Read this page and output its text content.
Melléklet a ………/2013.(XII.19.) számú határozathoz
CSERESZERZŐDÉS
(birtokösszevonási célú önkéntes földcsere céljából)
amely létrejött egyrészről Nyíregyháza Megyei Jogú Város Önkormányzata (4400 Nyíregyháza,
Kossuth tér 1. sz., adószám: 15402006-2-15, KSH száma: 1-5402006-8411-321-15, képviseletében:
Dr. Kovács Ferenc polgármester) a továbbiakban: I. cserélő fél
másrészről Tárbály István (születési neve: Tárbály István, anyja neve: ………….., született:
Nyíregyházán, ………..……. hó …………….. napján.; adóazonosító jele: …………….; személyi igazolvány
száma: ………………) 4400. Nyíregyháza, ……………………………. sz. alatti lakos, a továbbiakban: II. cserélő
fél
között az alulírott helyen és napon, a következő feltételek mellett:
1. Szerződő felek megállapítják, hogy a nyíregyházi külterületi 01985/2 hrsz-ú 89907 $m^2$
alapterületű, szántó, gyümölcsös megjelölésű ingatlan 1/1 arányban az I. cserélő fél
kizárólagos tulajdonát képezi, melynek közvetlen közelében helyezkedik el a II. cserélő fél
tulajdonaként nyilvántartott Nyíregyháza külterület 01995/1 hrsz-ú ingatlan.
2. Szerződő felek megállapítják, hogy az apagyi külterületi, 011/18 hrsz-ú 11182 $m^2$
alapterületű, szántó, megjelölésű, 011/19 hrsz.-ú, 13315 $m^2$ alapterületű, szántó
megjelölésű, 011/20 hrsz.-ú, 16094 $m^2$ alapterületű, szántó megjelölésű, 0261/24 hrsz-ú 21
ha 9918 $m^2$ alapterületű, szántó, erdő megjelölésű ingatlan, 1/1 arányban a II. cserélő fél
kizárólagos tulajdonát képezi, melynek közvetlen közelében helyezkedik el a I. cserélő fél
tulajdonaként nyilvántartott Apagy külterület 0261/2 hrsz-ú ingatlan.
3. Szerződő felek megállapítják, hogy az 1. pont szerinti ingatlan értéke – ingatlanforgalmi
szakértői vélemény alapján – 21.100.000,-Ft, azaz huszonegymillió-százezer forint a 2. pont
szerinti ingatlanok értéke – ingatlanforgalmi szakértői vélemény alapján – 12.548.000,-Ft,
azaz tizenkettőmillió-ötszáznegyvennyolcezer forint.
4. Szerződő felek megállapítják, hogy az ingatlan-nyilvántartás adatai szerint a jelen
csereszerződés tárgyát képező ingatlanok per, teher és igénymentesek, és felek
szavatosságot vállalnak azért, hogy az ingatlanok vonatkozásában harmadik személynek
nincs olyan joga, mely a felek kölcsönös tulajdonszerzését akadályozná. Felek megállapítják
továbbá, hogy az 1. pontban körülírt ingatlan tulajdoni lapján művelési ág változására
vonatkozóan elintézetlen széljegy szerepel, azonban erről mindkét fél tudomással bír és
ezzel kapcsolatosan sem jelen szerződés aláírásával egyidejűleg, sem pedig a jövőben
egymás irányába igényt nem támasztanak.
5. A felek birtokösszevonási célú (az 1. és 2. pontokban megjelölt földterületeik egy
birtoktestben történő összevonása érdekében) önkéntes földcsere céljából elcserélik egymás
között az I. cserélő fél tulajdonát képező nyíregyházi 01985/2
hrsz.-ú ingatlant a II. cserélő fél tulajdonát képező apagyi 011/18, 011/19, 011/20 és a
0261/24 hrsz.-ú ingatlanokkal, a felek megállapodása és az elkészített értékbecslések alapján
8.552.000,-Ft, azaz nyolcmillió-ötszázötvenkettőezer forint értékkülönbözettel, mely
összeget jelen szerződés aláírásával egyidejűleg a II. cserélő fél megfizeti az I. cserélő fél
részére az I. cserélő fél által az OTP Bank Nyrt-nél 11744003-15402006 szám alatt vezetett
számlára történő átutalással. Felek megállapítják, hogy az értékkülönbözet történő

* _WORK REQUIRED_: Wherever the word "között" occurs in a line of the listing, copy that line.

* _RESULT OF THE TASK_:
között az alulírott helyen és napon, a következő feltételek mellett:
között az I. cserélő fél tulajdonát képező nyíregyházi 01985/2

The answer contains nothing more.